*PROBLEM A:*
According to the data representation lesson, how many bits per character do OCR J277 exams use for ASCII?
*PROBLEM B:*
Write the next part of the data representation lesson, picking up right after its final sentence.

*SUPPLIED TEXT:*
* BEGIN *

Intermediate

Data Representation

Aicademy

·OCR GCSE Computer Science·OCR J277·8 min

1.2.4 Data storage (characters, images, sound)·1.2.5 Compression

Why Binary Representation Matters

All data a computer works with — whether a letter, a photograph, a song, or a word document — must be stored as binary (sequences of 0s and 1s). This is because the hardware that makes up a computer can only distinguish two states: on (1) and off (0).

Different types of data need different encoding schemes:

Characters need a standard mapping from symbols to numbers (e.g. ASCII, Unicode)
Images need a way to represent a grid of coloured pixels as bit patterns
Sound needs a method of recording a continuous wave as discrete binary samples
Files can be made smaller without losing important information through compression

Understanding these encoding schemes is not just theoretical — it determines file sizes, transmission speeds, quality trade-offs, and the software needed to decode the data. This lesson covers all four areas as required by OCR J277 1.2.4 and 1.2.5.

Characters — ASCII and Unicode

Computers store all data as binary. To store text, each character (letter, digit, punctuation mark) must be mapped to a binary code. This mapping is called a character set.

ASCII (American Standard Code for Information Interchange):

Uses 7 bits per character (extended ASCII uses 8 bits; OCR J277 exams use 8-bit ASCII)
Can represent $2^{7} = 128$ characters (or $2^{8} = 256$ with 8 bits)
Covers: uppercase letters A–Z, lowercase a–z, digits 0–9, common punctuation
Characters are logically ordered — 'A' has a specific code; 'B' has a code exactly one more than 'A'; 'a' is further along still

Unicode:

Uses more bits per character (versions include 16-bit and 32-bit representations)
Can represent over 1 million distinct characters
Covers every written language, mathematical symbols, emoji, and more
Is backwards-compatible — the first 128 Unicode values match ASCII

OCR J277 requires understanding of the differences between ASCII and Unicode and why more bits means more characters representable. Memorisation of specific character codes is NOT required.

* END *

*SOURCE MATERIAL:*
* BEGIN *

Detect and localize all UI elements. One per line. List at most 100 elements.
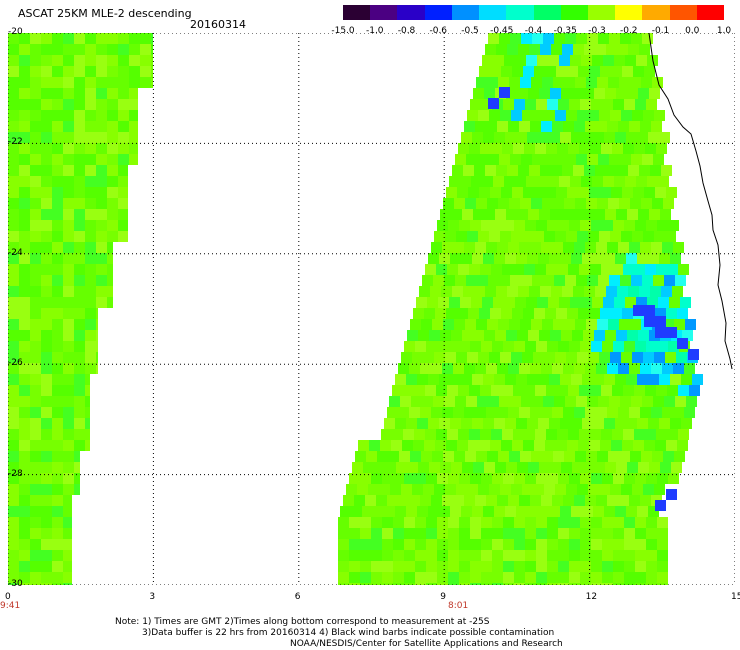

* END *

*TASK OUTPUT A:*
8 bits per character.

*TASK OUTPUT B:*
Key relationship: $n$ bits can represent $2^{n}$ different characters.

Bits per character	Characters representable
7	$2^{7} = 128$
8	$2^{8} = 256$
16	$2^{16} = 65, 536$
32	$2^{32} \approx 4.3$ billion

Worked example — why does 'B' have a character code one more than 'A'?

Because character sets are logically ordered — consecutive characters have consecutive codes. If 'A' = 65, then 'B' = 66, 'C' = 67, etc. This allows programs to sort alphabetically using code comparisons.

Images — Pixels and Binary

A digital image is made up of a grid of pixels (picture elements). Each pixel has a single colour, which is stored as a binary number.

Colour depth is the number of bits used to represent the colour of a single pixel:

1-bit colour depth: 2 colours (black and white only)
8-bit colour depth: $2^{8} = 256$ colours
24-bit colour depth: $2^{24} \approx 16.7$ million colours

Resolution is the number of pixels in the image (width × height in pixels).

Metadata is additional information stored alongside the image data — e.g. image dimensions (height and width), colour depth, file format. Metadata does not form part of the visible image but is needed to interpret it correctly.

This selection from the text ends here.